**EXERCISE BRIEF**
Tally every line of the listing where the string "échiqueté" is found, and state the total alone.

+-------+

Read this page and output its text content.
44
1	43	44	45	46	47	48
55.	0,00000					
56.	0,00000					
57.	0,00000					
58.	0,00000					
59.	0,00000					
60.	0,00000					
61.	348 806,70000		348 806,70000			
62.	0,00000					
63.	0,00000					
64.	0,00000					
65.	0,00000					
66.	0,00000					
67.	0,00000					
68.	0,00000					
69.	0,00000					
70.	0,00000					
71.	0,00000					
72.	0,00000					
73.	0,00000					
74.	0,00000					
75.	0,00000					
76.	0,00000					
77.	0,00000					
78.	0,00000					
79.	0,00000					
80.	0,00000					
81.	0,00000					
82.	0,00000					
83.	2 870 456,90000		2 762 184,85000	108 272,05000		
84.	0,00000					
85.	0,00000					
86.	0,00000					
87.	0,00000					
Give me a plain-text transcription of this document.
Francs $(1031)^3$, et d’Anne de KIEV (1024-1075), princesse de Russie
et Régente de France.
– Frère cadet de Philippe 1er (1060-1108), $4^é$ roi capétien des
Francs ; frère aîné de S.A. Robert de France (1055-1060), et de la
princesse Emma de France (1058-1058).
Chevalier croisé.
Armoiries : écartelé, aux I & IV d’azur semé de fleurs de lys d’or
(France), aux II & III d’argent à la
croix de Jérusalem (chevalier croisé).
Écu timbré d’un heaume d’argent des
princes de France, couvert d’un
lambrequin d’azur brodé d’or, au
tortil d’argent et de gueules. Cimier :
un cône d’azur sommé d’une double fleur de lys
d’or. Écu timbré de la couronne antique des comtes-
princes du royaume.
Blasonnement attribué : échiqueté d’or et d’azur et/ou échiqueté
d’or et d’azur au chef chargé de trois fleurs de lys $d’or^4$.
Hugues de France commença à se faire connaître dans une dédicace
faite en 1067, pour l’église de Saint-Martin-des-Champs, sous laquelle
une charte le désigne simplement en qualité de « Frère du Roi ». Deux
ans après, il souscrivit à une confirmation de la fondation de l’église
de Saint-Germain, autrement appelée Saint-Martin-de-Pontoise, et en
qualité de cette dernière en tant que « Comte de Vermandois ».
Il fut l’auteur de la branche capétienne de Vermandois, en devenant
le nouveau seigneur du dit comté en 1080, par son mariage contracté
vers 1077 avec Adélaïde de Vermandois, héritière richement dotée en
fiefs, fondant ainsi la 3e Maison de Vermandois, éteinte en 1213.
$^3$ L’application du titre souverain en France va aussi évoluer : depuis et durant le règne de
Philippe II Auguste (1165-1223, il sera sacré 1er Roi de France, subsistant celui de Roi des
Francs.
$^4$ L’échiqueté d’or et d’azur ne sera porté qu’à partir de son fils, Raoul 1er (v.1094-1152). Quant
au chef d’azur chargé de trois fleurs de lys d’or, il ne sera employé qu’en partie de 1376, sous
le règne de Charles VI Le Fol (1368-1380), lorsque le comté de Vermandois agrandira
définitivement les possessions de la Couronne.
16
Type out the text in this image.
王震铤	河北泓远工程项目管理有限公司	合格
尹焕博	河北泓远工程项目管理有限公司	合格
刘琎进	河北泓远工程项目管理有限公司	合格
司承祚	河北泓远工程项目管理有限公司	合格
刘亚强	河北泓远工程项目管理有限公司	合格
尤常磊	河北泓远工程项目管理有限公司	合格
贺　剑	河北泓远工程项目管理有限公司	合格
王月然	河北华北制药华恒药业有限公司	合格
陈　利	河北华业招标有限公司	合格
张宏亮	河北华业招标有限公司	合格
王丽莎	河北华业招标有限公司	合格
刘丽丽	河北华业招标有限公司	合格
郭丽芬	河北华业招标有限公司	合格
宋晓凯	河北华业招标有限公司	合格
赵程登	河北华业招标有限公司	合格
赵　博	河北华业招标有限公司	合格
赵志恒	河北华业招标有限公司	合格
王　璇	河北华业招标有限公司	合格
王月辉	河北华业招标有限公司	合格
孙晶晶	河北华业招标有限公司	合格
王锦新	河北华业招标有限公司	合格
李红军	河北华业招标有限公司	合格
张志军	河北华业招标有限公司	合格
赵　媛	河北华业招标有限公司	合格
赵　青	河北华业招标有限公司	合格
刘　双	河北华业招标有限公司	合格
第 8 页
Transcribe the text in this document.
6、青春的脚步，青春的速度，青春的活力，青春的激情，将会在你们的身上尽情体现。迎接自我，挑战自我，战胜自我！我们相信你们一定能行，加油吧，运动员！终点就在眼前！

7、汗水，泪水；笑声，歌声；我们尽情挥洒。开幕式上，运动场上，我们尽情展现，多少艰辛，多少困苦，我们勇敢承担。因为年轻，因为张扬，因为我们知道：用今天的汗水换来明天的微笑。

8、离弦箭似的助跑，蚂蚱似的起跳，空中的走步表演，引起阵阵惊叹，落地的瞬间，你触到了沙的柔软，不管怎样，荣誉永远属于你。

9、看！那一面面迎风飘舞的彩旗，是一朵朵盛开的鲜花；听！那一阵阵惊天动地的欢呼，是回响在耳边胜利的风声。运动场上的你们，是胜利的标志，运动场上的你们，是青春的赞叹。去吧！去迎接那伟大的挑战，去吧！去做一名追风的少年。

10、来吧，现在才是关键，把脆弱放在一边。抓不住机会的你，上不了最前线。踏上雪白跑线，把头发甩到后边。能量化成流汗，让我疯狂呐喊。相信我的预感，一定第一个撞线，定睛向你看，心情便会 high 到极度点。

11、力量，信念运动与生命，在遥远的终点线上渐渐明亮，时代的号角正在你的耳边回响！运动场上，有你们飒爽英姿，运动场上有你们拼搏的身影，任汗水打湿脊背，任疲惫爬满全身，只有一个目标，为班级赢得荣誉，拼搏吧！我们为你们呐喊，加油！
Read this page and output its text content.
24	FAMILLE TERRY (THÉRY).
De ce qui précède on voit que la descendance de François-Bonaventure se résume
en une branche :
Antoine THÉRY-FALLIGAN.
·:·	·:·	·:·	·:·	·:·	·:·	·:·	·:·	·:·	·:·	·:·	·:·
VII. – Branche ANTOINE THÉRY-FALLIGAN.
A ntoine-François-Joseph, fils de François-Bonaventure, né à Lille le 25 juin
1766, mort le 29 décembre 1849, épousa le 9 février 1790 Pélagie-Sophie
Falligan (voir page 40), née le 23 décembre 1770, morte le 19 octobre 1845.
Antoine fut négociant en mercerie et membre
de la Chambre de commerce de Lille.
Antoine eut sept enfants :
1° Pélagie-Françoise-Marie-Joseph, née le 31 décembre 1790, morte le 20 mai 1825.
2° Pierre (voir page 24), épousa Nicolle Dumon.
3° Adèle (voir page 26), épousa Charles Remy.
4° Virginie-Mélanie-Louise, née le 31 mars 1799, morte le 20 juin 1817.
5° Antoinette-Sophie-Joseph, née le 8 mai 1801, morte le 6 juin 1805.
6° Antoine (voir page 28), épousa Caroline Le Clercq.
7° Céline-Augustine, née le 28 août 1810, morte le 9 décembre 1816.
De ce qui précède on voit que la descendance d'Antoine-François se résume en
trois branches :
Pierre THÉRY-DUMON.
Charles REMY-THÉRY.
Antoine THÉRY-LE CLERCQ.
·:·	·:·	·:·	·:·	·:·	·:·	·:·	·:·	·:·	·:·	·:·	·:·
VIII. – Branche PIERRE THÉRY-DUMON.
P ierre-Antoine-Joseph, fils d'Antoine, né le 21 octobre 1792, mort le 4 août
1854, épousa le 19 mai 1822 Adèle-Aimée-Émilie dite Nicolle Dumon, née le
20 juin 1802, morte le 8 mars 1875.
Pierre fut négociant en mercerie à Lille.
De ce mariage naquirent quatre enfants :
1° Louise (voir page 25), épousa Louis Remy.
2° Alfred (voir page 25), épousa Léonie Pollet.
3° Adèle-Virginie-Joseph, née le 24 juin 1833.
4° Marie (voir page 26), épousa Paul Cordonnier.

+-------+

**EXERCISE SOLUTION**
2